## START Extracted data

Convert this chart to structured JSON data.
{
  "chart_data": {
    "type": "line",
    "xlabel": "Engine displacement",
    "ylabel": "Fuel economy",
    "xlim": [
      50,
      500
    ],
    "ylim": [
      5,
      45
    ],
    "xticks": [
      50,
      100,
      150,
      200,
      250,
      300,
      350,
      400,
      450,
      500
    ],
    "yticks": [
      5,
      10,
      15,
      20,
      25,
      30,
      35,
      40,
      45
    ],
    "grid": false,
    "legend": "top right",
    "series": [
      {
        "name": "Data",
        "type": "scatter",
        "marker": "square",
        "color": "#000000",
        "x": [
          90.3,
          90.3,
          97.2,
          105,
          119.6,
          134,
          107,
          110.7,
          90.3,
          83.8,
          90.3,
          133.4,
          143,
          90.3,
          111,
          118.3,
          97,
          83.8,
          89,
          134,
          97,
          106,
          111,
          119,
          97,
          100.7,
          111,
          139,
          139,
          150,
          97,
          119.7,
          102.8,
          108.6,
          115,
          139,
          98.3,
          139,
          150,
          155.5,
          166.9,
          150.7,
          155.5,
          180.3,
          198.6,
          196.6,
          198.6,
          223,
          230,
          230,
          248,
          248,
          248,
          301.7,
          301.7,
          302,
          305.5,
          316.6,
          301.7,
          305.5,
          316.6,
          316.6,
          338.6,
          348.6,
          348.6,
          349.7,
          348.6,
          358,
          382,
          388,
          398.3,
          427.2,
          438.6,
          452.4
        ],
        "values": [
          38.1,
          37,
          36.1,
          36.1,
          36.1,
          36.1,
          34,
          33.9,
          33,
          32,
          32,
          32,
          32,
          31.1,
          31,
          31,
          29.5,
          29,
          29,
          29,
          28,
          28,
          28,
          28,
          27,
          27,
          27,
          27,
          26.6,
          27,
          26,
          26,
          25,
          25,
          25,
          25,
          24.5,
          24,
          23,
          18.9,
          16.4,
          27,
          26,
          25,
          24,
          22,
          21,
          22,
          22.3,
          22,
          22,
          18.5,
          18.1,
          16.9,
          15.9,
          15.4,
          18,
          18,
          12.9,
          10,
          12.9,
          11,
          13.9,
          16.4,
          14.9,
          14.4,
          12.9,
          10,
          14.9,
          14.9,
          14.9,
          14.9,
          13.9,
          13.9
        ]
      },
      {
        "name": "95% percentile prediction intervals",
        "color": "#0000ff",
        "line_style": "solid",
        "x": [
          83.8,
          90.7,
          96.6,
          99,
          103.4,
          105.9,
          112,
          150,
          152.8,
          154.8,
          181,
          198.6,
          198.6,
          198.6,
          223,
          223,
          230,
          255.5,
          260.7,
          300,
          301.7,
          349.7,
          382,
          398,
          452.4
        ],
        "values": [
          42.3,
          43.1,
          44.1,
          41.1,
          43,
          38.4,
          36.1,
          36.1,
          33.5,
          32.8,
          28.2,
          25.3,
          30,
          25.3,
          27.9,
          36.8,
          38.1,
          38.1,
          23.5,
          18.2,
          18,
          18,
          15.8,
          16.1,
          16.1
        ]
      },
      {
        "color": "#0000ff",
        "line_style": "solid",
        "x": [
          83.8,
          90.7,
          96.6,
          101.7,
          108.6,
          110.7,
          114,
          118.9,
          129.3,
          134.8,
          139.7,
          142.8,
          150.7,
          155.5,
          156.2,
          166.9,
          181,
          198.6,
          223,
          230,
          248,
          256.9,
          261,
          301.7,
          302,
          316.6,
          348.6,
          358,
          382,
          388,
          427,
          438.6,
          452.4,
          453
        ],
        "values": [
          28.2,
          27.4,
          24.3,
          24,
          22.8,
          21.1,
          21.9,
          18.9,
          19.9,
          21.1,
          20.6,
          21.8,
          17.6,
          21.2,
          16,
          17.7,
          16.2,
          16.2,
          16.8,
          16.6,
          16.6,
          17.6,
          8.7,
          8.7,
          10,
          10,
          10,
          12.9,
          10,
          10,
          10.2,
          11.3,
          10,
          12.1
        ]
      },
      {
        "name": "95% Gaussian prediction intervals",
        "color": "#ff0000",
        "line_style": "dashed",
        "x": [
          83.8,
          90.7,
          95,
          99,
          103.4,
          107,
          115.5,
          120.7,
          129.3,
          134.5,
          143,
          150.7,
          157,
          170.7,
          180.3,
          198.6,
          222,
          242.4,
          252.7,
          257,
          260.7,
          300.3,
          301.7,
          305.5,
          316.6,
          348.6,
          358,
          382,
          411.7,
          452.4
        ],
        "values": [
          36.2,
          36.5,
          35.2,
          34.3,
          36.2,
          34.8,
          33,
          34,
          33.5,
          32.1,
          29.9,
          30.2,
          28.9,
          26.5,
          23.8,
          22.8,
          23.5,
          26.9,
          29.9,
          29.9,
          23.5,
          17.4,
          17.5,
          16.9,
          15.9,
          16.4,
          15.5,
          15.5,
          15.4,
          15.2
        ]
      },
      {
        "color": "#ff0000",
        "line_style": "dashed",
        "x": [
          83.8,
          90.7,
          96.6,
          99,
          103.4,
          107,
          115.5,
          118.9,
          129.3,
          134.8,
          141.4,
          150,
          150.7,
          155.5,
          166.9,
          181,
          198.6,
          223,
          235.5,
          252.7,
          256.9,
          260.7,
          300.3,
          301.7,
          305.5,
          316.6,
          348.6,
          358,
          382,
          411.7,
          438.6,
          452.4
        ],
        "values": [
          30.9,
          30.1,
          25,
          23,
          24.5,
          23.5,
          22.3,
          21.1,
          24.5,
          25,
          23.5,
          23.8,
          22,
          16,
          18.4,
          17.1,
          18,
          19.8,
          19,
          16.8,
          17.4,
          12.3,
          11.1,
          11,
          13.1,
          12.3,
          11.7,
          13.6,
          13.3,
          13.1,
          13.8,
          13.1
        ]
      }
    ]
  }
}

## END Extracted data

Task to carry out:
Retype the material in full. Each word must match.

Problem solution:
Convert this chart to structured JSON data.
{
  "chart_data": {
    "type": "line",
    "xlabel": "Engine displacement",
    "ylabel": "Fuel economy",
    "xlim": [
      50,
      500
    ],
    "ylim": [
      5,
      45
    ],
    "xticks": [
      50,
      100,
      150,
      200,
      250,
      300,
      350,
      400,
      450,
      500
    ],
    "yticks": [
      5,
      10,
      15,
      20,
      25,
      30,
      35,
      40,
      45
    ],
    "grid": false,
    "legend": "top right",
    "series": [
      {
        "name": "Data",
        "type": "scatter",
        "marker": "square",
        "color": "#000000",
        "x": [
          90.3,
          90.3,
          97.2,
          105,
          119.6,
          134,
          107,
          110.7,
          90.3,
          83.8,
          90.3,
          133.4,
          143,
          90.3,
          111,
          118.3,
          97,
          83.8,
          89,
          134,
          97,
          106,
          111,
          119,
          97,
          100.7,
          111,
          139,
          139,
          150,
          97,
          119.7,
          102.8,
          108.6,
          115,
          139,
          98.3,
          139,
          150,
          155.5,
          166.9,
          150.7,
          155.5,
          180.3,
          198.6,
          196.6,
          198.6,
          223,
          230,
          230,
          248,
          248,
          248,
          301.7,
          301.7,
          302,
          305.5,
          316.6,
          301.7,
          305.5,
          316.6,
          316.6,
          338.6,
          348.6,
          348.6,
          349.7,
          348.6,
          358,
          382,
          388,
          398.3,
          427.2,
          438.6,
          452.4
        ],
        "values": [
          38.1,
          37,
          36.1,
          36.1,
          36.1,
          36.1,
          34,
          33.9,
          33,
          32,
          32,
          32,
          32,
          31.1,
          31,
          31,
          29.5,
          29,
          29,
          29,
          28,
          28,
          28,
          28,
          27,
          27,
          27,
          27,
          26.6,
          27,
          26,
          26,
          25,
          25,
          25,
          25,
          24.5,
          24,
          23,
          18.9,
          16.4,
          27,
          26,
          25,
          24,
          22,
          21,
          22,
          22.3,
          22,
          22,
          18.5,
          18.1,
          16.9,
          15.9,
          15.4,
          18,
          18,
          12.9,
          10,
          12.9,
          11,
          13.9,
          16.4,
          14.9,
          14.4,
          12.9,
          10,
          14.9,
          14.9,
          14.9,
          14.9,
          13.9,
          13.9
        ]
      },
      {
        "name": "95% percentile prediction intervals",
        "color": "#0000ff",
        "line_style": "solid",
        "x": [
          83.8,
          90.7,
          96.6,
          99,
          103.4,
          105.9,
          112,
          150,
          152.8,
          154.8,
          181,
          198.6,
          198.6,
          198.6,
          223,
          223,
          230,
          255.5,
          260.7,
          300,
          301.7,
          349.7,
          382,
          398,
          452.4
        ],
        "values": [
          42.3,
          43.1,
          44.1,
          41.1,
          43,
          38.4,
          36.1,
          36.1,
          33.5,
          32.8,
          28.2,
          25.3,
          30,
          25.3,
          27.9,
          36.8,
          38.1,
          38.1,
          23.5,
          18.2,
          18,
          18,
          15.8,
          16.1,
          16.1
        ]
      },
      {
        "color": "#0000ff",
        "line_style": "solid",
        "x": [
          83.8,
          90.7,
          96.6,
          101.7,
          108.6,
          110.7,
          114,
          118.9,
          129.3,
          134.8,
          139.7,
          142.8,
          150.7,
          155.5,
          156.2,
          166.9,
          181,
          198.6,
          223,
          230,
          248,
          256.9,
          261,
          301.7,
          302,
          316.6,
          348.6,
          358,
          382,
          388,
          427,
          438.6,
          452.4,
          453
        ],
        "values": [
          28.2,
          27.4,
          24.3,
          24,
          22.8,
          21.1,
          21.9,
          18.9,
          19.9,
          21.1,
          20.6,
          21.8,
          17.6,
          21.2,
          16,
          17.7,
          16.2,
          16.2,
          16.8,
          16.6,
          16.6,
          17.6,
          8.7,
          8.7,
          10,
          10,
          10,
          12.9,
          10,
          10,
          10.2,
          11.3,
          10,
          12.1
        ]
      },
      {
        "name": "95% Gaussian prediction intervals",
        "color": "#ff0000",
        "line_style": "dashed",
        "x": [
          83.8,
          90.7,
          95,
          99,
          103.4,
          107,
          115.5,
          120.7,
          129.3,
          134.5,
          143,
          150.7,
          157,
          170.7,
          180.3,
          198.6,
          222,
          242.4,
          252.7,
          257,
          260.7,
          300.3,
          301.7,
          305.5,
          316.6,
          348.6,
          358,
          382,
          411.7,
          452.4
        ],
        "values": [
          36.2,
          36.5,
          35.2,
          34.3,
          36.2,
          34.8,
          33,
          34,
          33.5,
          32.1,
          29.9,
          30.2,
          28.9,
          26.5,
          23.8,
          22.8,
          23.5,
          26.9,
          29.9,
          29.9,
          23.5,
          17.4,
          17.5,
          16.9,
          15.9,
          16.4,
          15.5,
          15.5,
          15.4,
          15.2
        ]
      },
      {
        "color": "#ff0000",
        "line_style": "dashed",
        "x": [
          83.8,
          90.7,
          96.6,
          99,
          103.4,
          107,
          115.5,
          118.9,
          129.3,
          134.8,
          141.4,
          150,
          150.7,
          155.5,
          166.9,
          181,
          198.6,
          223,
          235.5,
          252.7,
          256.9,
          260.7,
          300.3,
          301.7,
          305.5,
          316.6,
          348.6,
          358,
          382,
          411.7,
          438.6,
          452.4
        ],
        "values": [
          30.9,
          30.1,
          25,
          23,
          24.5,
          23.5,
          22.3,
          21.1,
          24.5,
          25,
          23.5,
          23.8,
          22,
          16,
          18.4,
          17.1,
          18,
          19.8,
          19,
          16.8,
          17.4,
          12.3,
          11.1,
          11,
          13.1,
          12.3,
          11.7,
          13.6,
          13.3,
          13.1,
          13.8,
          13.1
        ]
      }
    ]
  }
}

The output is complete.